Task set:
[1] Print the section of the passage about Emma Pooley's bike from "In that video" to "bottoms of segments.", copied word for word.
[2] According to the passage about Emma Pooley's bike, what was the frame of her earlier "custom" bike made of?
[3] For each statement, say yes or no according to the passage about Emma Pooley's bike, and quote the words that decide it: (a) Her earlier "custom" bike used 700c wheels. (b) The writer's friends liked the look of the Terry and Centurion bikes with smaller front wheels. (c) She looked heavier than usual.

Source text:
★ ★ ★
In that video last year, and a previous "custom bike" build video with GCN two years ago, she talked about riding whatever the teams/sponsors provided when she was a pro, so she didn't really think much about bike fit or proportions until later. Her previous "custom" bike wasn't really. It was an aluminum frame Bond.Bike, her size but on 700c wheels that didn't look properly proportioned to suit her. She said the WyndyMilla with 650 eliminated toe overlap with low speed turns, presumably something she might encounter on Everesting challenges that involve repeating loops where tight turns are made at the tops and bottoms of segments.

I might point that out to some women cycling friends who are around 5-foot-nuthin', or shorter. In the past when they complained about bikes with 700c wheels that were poorly proportioned for their sizes I suggested trying an old school Terry bike or the Centurion ladies model with smaller front wheel. But they seemed offended by the appearance of those "toy wheel" bikes. However seeing someone like Emma Pooley doing so well on a bike that's custom built to her proportions might reinvigorate the concept for this generation of cyclists.

I noticed on YouTube some comments about her weight and stomach. Emma's tummy always pooches and deflates, like a bullfrog's throat. That's her diaphragm breath control technique. On her even 5 lbs would be noticeable but she looked the same as usual.
★ ★ ★
Dataset records:
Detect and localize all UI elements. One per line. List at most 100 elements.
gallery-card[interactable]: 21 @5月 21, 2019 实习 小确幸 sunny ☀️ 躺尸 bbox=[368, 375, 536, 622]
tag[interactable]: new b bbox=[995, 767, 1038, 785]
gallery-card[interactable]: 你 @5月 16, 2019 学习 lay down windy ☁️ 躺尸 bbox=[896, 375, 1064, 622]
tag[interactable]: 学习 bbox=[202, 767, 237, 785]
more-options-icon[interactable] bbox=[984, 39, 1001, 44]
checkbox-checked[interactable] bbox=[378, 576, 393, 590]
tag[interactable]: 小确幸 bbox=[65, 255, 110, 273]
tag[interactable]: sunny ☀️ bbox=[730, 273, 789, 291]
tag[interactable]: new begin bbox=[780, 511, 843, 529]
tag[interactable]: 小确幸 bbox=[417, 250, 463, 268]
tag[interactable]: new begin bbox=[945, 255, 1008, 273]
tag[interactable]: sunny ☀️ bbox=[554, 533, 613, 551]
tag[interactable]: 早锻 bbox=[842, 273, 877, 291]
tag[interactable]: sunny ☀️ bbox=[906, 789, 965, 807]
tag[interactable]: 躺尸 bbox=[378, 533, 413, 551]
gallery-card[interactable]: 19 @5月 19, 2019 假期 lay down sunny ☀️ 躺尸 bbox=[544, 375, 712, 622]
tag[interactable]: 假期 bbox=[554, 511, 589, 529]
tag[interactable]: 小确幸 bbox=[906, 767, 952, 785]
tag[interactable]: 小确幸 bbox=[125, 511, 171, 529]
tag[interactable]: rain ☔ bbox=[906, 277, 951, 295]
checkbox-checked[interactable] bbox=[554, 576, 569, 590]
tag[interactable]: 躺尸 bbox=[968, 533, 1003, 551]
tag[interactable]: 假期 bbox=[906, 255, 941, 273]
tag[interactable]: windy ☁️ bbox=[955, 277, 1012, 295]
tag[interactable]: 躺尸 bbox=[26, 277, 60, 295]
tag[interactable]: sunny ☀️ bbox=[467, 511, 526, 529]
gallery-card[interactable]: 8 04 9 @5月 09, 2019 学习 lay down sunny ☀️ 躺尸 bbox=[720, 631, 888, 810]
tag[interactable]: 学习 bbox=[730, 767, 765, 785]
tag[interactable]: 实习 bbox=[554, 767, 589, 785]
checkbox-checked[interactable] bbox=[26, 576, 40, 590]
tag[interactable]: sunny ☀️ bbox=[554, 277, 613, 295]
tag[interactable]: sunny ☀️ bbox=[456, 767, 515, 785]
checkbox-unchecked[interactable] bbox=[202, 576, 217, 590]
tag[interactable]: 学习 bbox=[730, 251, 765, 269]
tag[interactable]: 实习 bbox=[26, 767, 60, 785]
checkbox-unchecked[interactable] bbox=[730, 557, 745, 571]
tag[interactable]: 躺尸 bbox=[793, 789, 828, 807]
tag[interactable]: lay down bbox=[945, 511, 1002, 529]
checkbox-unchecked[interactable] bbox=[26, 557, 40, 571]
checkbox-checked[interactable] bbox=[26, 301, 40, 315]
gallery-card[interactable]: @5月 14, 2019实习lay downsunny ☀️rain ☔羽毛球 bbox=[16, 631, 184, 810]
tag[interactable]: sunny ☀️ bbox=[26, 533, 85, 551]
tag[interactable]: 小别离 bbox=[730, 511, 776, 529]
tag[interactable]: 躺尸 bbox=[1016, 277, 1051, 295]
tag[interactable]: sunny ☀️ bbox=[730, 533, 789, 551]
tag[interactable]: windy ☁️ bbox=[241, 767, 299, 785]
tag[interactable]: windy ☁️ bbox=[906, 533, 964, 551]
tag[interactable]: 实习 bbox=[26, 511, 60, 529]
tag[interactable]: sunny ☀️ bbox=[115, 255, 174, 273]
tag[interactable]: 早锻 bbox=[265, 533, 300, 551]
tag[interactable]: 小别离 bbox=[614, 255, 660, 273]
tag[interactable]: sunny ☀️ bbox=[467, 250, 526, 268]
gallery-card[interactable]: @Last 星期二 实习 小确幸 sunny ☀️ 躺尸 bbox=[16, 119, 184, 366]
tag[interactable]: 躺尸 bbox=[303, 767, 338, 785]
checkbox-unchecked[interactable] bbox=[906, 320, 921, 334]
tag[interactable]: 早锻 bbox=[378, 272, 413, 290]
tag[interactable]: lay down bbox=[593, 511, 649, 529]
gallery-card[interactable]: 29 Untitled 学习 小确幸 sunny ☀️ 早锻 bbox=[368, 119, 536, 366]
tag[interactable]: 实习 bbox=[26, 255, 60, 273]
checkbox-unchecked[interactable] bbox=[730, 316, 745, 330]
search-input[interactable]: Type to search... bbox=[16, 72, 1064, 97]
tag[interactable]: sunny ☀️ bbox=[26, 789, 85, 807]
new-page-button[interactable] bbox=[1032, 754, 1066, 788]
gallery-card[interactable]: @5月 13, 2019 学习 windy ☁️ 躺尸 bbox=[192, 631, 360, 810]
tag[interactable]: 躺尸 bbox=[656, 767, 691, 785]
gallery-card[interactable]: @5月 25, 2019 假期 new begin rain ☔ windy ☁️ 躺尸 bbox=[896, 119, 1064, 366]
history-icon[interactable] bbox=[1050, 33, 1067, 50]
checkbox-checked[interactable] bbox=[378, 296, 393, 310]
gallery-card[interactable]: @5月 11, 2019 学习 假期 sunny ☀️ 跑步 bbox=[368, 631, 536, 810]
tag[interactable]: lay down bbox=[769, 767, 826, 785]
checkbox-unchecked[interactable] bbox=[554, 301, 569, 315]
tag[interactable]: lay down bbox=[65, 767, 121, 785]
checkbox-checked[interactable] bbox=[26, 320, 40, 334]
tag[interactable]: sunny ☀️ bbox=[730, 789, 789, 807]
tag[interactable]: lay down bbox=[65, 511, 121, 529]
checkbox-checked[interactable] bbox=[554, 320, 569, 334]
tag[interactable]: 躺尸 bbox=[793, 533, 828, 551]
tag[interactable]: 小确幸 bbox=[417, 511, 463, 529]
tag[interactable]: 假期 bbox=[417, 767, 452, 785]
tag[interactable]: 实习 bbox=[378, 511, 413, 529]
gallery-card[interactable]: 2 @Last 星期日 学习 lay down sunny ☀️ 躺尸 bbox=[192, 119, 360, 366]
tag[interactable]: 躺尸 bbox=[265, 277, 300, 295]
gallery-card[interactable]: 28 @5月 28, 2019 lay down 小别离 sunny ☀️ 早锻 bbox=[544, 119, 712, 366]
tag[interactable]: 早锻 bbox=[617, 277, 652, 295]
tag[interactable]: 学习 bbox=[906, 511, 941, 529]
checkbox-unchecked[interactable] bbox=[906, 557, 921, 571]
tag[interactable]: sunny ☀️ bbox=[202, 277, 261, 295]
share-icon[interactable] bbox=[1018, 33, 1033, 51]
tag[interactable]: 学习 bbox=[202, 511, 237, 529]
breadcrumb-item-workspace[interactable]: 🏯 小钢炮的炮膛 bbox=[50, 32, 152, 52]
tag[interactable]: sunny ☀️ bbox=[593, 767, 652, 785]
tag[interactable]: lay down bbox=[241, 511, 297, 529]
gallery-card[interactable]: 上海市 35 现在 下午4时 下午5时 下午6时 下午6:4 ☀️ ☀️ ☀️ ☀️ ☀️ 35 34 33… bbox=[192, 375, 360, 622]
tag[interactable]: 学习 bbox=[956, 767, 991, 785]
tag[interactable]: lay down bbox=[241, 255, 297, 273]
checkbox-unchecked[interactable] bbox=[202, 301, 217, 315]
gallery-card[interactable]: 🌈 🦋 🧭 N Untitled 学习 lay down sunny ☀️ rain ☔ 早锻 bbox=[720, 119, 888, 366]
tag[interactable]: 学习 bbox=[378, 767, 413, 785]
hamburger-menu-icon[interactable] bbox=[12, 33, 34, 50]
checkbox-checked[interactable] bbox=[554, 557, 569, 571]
★ ★ ★
Answers provided:
[1]
In that video last year, and a previous "custom bike" build video with GCN two years ago, she talked about riding whatever the teams/sponsors provided when she was a pro, so she didn't really think much about bike fit or proportions until later. Her previous "custom" bike wasn't really. It was an aluminum frame Bond.Bike, her size but on 700c wheels that didn't look properly proportioned to suit her. She said the WyndyMilla with 650 eliminated toe overlap with low speed turns, presumably something she might encounter on Everesting challenges that involve repeating loops where tight turns are made at the tops and bottoms of segments.

[2] Aluminum. It was an aluminum-frame Bond.Bike.

[3]
(a) Yes: "her size but on 700c wheels"
(b) No: "But they seemed offended by the appearance of those "toy wheel" bikes."
(c) No: "she looked the same as usual."